Stated problem: Leave out any pictures and transcribe all other data below exactly.

#####

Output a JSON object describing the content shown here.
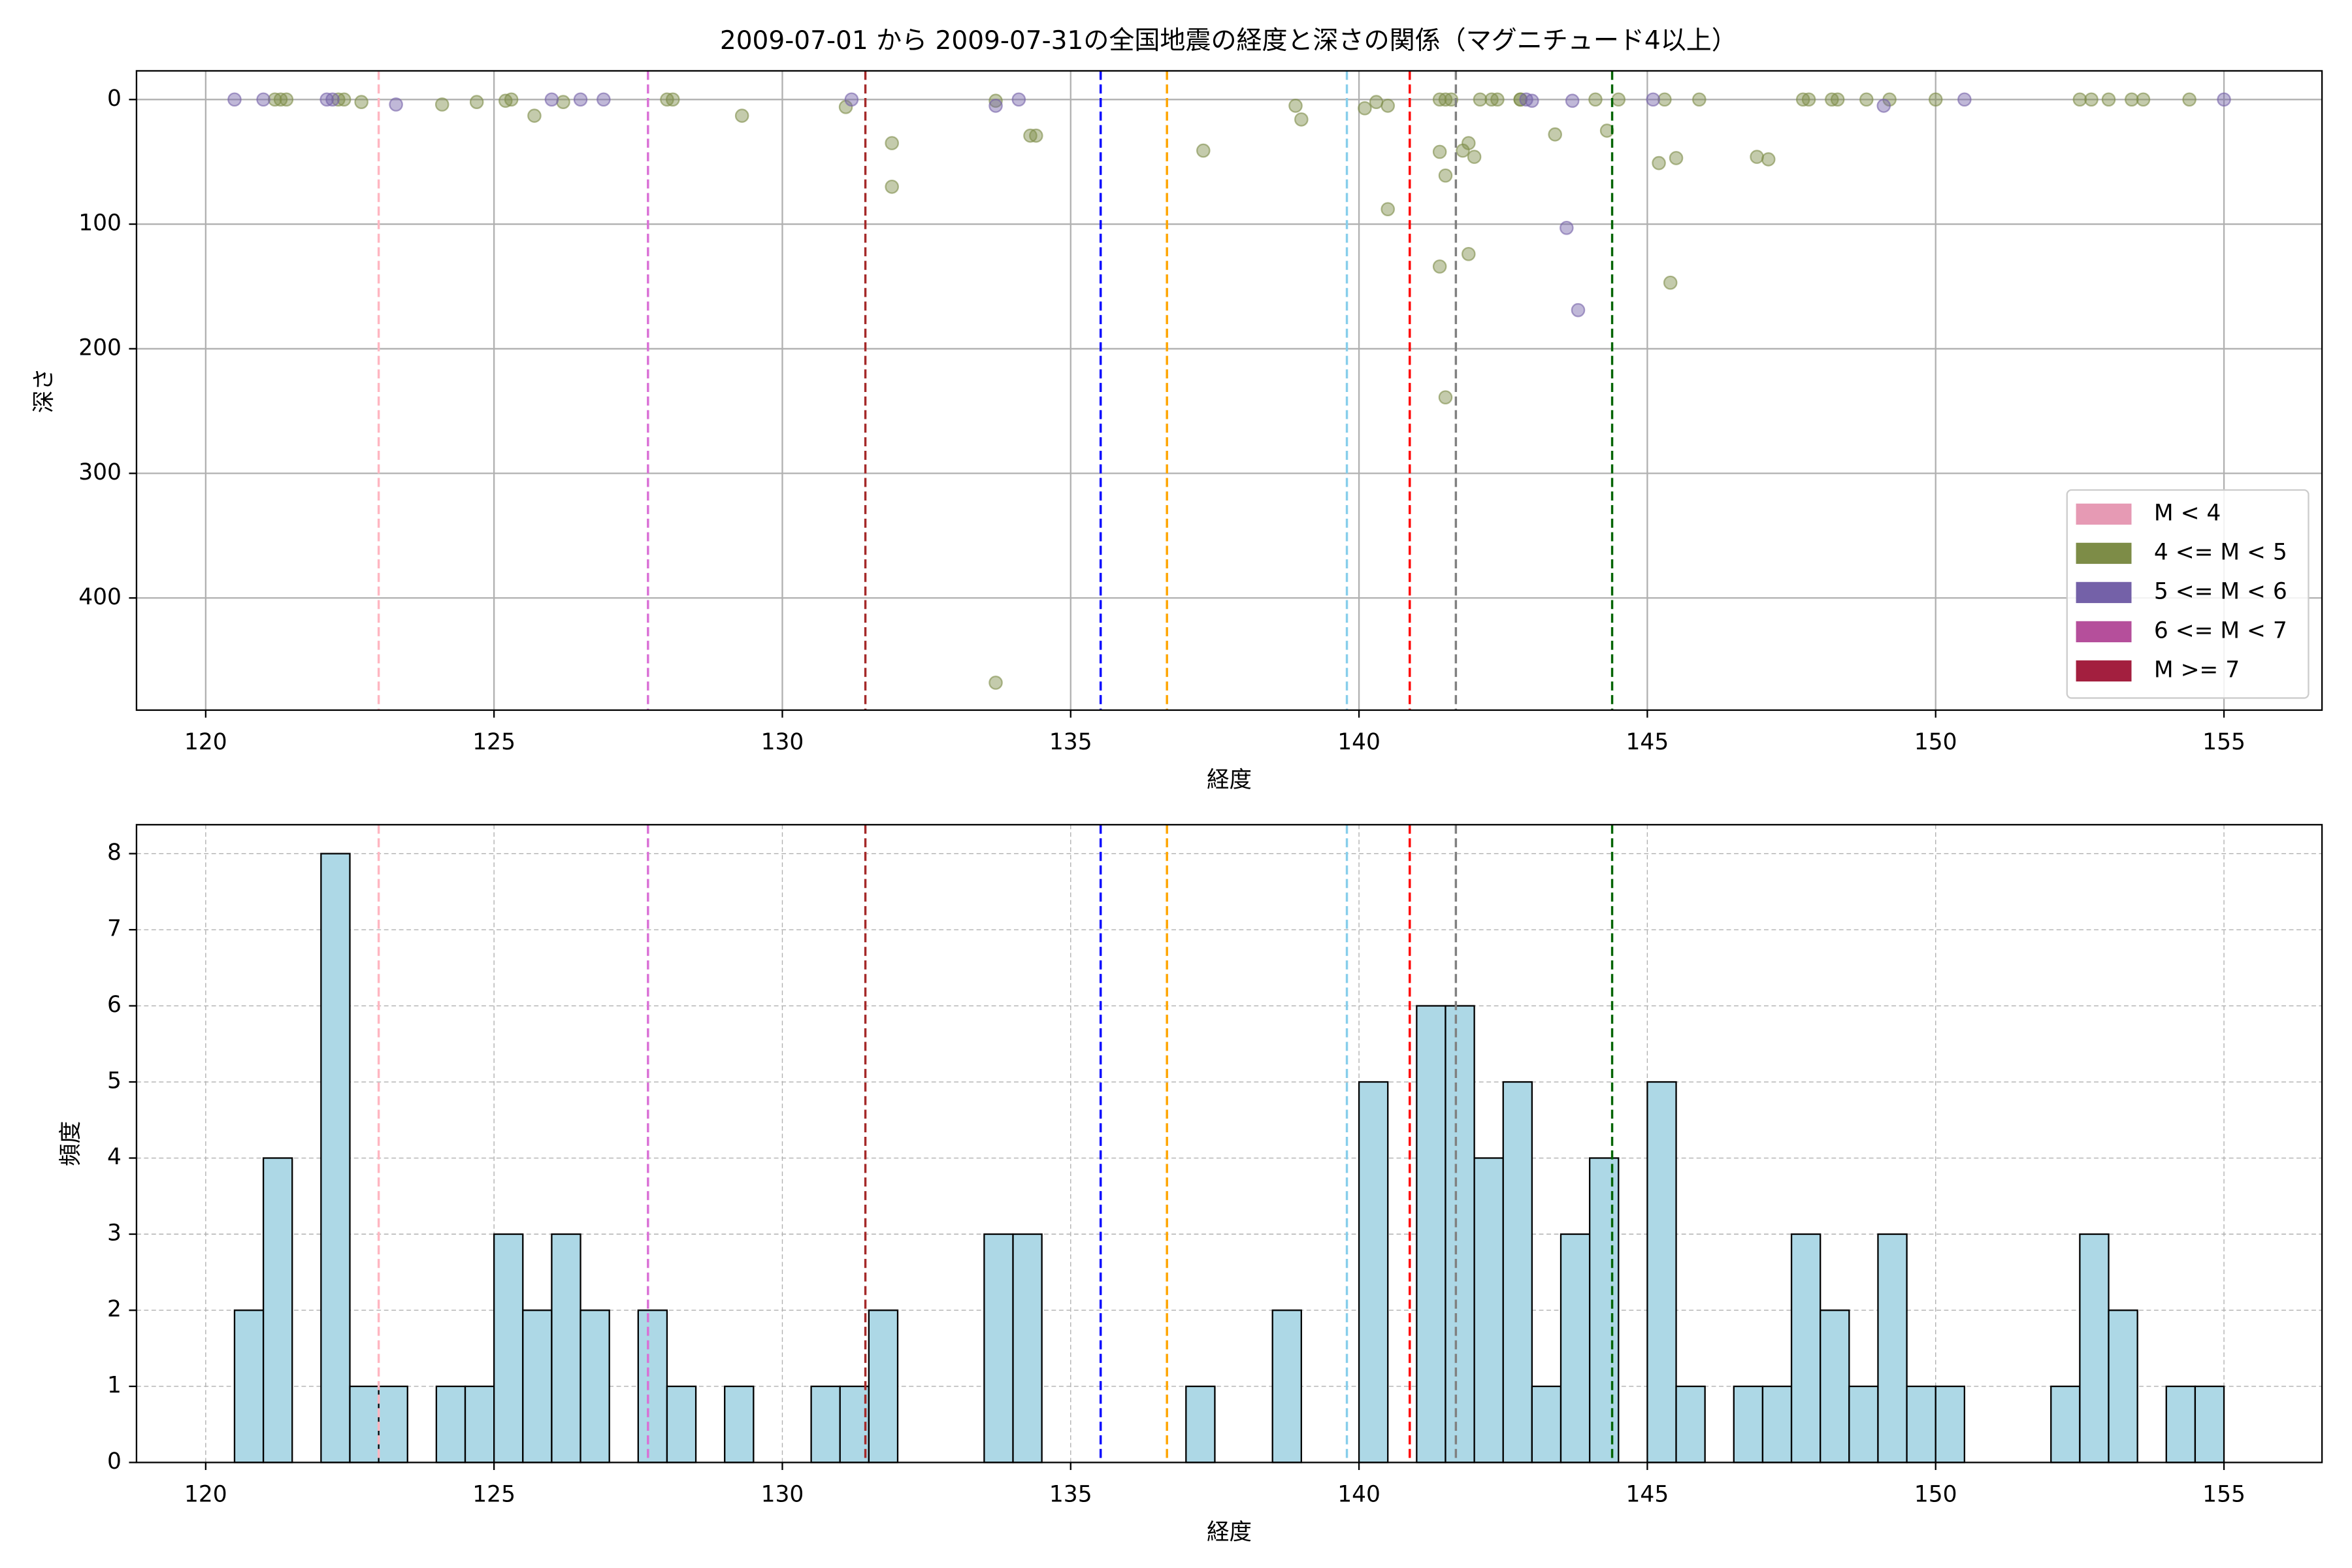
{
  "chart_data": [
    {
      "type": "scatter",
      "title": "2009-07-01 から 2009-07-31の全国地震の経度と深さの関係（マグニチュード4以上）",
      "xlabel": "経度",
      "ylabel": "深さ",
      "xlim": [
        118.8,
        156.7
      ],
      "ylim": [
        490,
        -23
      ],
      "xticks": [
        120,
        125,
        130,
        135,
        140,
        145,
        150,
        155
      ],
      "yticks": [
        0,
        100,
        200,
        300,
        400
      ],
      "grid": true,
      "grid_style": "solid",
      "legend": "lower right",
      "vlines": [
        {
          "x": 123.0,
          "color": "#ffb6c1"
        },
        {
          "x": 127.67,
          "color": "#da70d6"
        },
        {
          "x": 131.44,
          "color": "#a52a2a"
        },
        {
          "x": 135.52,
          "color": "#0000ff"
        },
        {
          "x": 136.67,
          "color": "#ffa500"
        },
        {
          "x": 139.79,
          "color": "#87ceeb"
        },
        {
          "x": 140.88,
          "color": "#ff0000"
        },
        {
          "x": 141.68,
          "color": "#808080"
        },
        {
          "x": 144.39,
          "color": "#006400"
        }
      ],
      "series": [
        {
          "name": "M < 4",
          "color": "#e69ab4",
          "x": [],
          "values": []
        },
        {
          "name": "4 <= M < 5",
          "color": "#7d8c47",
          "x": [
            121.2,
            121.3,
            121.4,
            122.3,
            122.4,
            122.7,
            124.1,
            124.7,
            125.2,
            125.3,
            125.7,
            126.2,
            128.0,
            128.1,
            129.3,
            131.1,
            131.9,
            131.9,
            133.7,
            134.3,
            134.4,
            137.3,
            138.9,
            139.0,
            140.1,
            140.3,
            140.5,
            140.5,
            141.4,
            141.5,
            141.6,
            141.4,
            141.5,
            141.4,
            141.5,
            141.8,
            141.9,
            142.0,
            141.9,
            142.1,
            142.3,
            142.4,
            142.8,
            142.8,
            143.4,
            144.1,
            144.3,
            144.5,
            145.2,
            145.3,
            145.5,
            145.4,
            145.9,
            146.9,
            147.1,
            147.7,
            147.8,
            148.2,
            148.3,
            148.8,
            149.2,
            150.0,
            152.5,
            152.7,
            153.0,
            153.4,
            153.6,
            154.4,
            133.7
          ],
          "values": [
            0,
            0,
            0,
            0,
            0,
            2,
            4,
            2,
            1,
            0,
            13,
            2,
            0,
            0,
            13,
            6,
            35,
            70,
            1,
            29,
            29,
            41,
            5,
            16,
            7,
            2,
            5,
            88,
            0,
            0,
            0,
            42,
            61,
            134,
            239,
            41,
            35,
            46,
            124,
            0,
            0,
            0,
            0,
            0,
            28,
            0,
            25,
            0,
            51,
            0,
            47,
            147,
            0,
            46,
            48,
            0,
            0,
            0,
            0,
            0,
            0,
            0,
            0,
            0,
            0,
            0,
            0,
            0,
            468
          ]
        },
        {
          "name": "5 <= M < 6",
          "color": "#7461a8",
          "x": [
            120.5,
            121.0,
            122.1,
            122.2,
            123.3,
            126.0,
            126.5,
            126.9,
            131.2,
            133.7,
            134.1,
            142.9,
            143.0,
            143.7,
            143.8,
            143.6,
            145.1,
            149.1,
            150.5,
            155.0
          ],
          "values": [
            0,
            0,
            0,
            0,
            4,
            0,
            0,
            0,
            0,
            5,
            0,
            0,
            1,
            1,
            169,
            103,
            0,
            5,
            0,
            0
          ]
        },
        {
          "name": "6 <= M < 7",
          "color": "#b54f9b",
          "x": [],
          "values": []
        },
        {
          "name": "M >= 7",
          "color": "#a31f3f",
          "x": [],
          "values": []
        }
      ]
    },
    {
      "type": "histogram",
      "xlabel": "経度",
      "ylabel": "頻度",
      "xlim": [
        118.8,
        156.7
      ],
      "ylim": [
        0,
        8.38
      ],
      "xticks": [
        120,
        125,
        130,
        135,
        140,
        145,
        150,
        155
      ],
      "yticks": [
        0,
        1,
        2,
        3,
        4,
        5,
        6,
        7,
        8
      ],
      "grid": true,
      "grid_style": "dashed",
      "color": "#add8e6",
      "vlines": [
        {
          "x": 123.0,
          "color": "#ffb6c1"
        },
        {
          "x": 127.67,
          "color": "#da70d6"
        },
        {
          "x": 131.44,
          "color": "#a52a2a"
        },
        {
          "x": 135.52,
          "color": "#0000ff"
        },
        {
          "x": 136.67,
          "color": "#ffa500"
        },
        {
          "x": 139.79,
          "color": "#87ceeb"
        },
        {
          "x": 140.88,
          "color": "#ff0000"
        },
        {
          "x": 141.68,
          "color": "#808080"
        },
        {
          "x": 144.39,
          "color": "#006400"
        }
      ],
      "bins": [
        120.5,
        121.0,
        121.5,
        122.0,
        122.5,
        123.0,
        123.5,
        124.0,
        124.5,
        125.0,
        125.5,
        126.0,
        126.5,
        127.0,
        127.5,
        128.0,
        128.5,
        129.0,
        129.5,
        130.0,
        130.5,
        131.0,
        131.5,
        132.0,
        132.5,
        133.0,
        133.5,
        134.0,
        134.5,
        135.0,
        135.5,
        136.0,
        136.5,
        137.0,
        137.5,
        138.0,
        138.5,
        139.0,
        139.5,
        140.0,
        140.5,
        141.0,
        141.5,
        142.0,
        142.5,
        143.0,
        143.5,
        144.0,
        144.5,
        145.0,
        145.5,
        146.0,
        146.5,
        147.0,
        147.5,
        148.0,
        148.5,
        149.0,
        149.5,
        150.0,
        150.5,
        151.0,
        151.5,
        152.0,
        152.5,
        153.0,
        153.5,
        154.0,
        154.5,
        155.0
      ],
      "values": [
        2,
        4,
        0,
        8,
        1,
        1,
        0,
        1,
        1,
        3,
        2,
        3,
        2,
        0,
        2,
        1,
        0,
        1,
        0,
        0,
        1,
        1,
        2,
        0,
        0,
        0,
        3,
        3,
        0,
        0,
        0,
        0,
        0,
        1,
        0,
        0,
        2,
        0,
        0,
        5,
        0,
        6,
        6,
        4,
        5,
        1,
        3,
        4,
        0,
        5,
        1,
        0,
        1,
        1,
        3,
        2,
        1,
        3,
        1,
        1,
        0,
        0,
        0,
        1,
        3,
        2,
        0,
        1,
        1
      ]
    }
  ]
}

#####

Answer to this problem:
Output a JSON object describing the content shown here.
{
  "chart_data": [
    {
      "type": "scatter",
      "title": "2009-07-01 から 2009-07-31の全国地震の経度と深さの関係（マグニチュード4以上）",
      "xlabel": "経度",
      "ylabel": "深さ",
      "xlim": [
        118.8,
        156.7
      ],
      "ylim": [
        490,
        -23
      ],
      "xticks": [
        120,
        125,
        130,
        135,
        140,
        145,
        150,
        155
      ],
      "yticks": [
        0,
        100,
        200,
        300,
        400
      ],
      "grid": true,
      "grid_style": "solid",
      "legend": "lower right",
      "vlines": [
        {
          "x": 123.0,
          "color": "#ffb6c1"
        },
        {
          "x": 127.67,
          "color": "#da70d6"
        },
        {
          "x": 131.44,
          "color": "#a52a2a"
        },
        {
          "x": 135.52,
          "color": "#0000ff"
        },
        {
          "x": 136.67,
          "color": "#ffa500"
        },
        {
          "x": 139.79,
          "color": "#87ceeb"
        },
        {
          "x": 140.88,
          "color": "#ff0000"
        },
        {
          "x": 141.68,
          "color": "#808080"
        },
        {
          "x": 144.39,
          "color": "#006400"
        }
      ],
      "series": [
        {
          "name": "M < 4",
          "color": "#e69ab4",
          "x": [],
          "values": []
        },
        {
          "name": "4 <= M < 5",
          "color": "#7d8c47",
          "x": [
            121.2,
            121.3,
            121.4,
            122.3,
            122.4,
            122.7,
            124.1,
            124.7,
            125.2,
            125.3,
            125.7,
            126.2,
            128.0,
            128.1,
            129.3,
            131.1,
            131.9,
            131.9,
            133.7,
            134.3,
            134.4,
            137.3,
            138.9,
            139.0,
            140.1,
            140.3,
            140.5,
            140.5,
            141.4,
            141.5,
            141.6,
            141.4,
            141.5,
            141.4,
            141.5,
            141.8,
            141.9,
            142.0,
            141.9,
            142.1,
            142.3,
            142.4,
            142.8,
            142.8,
            143.4,
            144.1,
            144.3,
            144.5,
            145.2,
            145.3,
            145.5,
            145.4,
            145.9,
            146.9,
            147.1,
            147.7,
            147.8,
            148.2,
            148.3,
            148.8,
            149.2,
            150.0,
            152.5,
            152.7,
            153.0,
            153.4,
            153.6,
            154.4,
            133.7
          ],
          "values": [
            0,
            0,
            0,
            0,
            0,
            2,
            4,
            2,
            1,
            0,
            13,
            2,
            0,
            0,
            13,
            6,
            35,
            70,
            1,
            29,
            29,
            41,
            5,
            16,
            7,
            2,
            5,
            88,
            0,
            0,
            0,
            42,
            61,
            134,
            239,
            41,
            35,
            46,
            124,
            0,
            0,
            0,
            0,
            0,
            28,
            0,
            25,
            0,
            51,
            0,
            47,
            147,
            0,
            46,
            48,
            0,
            0,
            0,
            0,
            0,
            0,
            0,
            0,
            0,
            0,
            0,
            0,
            0,
            468
          ]
        },
        {
          "name": "5 <= M < 6",
          "color": "#7461a8",
          "x": [
            120.5,
            121.0,
            122.1,
            122.2,
            123.3,
            126.0,
            126.5,
            126.9,
            131.2,
            133.7,
            134.1,
            142.9,
            143.0,
            143.7,
            143.8,
            143.6,
            145.1,
            149.1,
            150.5,
            155.0
          ],
          "values": [
            0,
            0,
            0,
            0,
            4,
            0,
            0,
            0,
            0,
            5,
            0,
            0,
            1,
            1,
            169,
            103,
            0,
            5,
            0,
            0
          ]
        },
        {
          "name": "6 <= M < 7",
          "color": "#b54f9b",
          "x": [],
          "values": []
        },
        {
          "name": "M >= 7",
          "color": "#a31f3f",
          "x": [],
          "values": []
        }
      ]
    },
    {
      "type": "histogram",
      "xlabel": "経度",
      "ylabel": "頻度",
      "xlim": [
        118.8,
        156.7
      ],
      "ylim": [
        0,
        8.38
      ],
      "xticks": [
        120,
        125,
        130,
        135,
        140,
        145,
        150,
        155
      ],
      "yticks": [
        0,
        1,
        2,
        3,
        4,
        5,
        6,
        7,
        8
      ],
      "grid": true,
      "grid_style": "dashed",
      "color": "#add8e6",
      "vlines": [
        {
          "x": 123.0,
          "color": "#ffb6c1"
        },
        {
          "x": 127.67,
          "color": "#da70d6"
        },
        {
          "x": 131.44,
          "color": "#a52a2a"
        },
        {
          "x": 135.52,
          "color": "#0000ff"
        },
        {
          "x": 136.67,
          "color": "#ffa500"
        },
        {
          "x": 139.79,
          "color": "#87ceeb"
        },
        {
          "x": 140.88,
          "color": "#ff0000"
        },
        {
          "x": 141.68,
          "color": "#808080"
        },
        {
          "x": 144.39,
          "color": "#006400"
        }
      ],
      "bins": [
        120.5,
        121.0,
        121.5,
        122.0,
        122.5,
        123.0,
        123.5,
        124.0,
        124.5,
        125.0,
        125.5,
        126.0,
        126.5,
        127.0,
        127.5,
        128.0,
        128.5,
        129.0,
        129.5,
        130.0,
        130.5,
        131.0,
        131.5,
        132.0,
        132.5,
        133.0,
        133.5,
        134.0,
        134.5,
        135.0,
        135.5,
        136.0,
        136.5,
        137.0,
        137.5,
        138.0,
        138.5,
        139.0,
        139.5,
        140.0,
        140.5,
        141.0,
        141.5,
        142.0,
        142.5,
        143.0,
        143.5,
        144.0,
        144.5,
        145.0,
        145.5,
        146.0,
        146.5,
        147.0,
        147.5,
        148.0,
        148.5,
        149.0,
        149.5,
        150.0,
        150.5,
        151.0,
        151.5,
        152.0,
        152.5,
        153.0,
        153.5,
        154.0,
        154.5,
        155.0
      ],
      "values": [
        2,
        4,
        0,
        8,
        1,
        1,
        0,
        1,
        1,
        3,
        2,
        3,
        2,
        0,
        2,
        1,
        0,
        1,
        0,
        0,
        1,
        1,
        2,
        0,
        0,
        0,
        3,
        3,
        0,
        0,
        0,
        0,
        0,
        1,
        0,
        0,
        2,
        0,
        0,
        5,
        0,
        6,
        6,
        4,
        5,
        1,
        3,
        4,
        0,
        5,
        1,
        0,
        1,
        1,
        3,
        2,
        1,
        3,
        1,
        1,
        0,
        0,
        0,
        1,
        3,
        2,
        0,
        1,
        1
      ]
    }
  ]
}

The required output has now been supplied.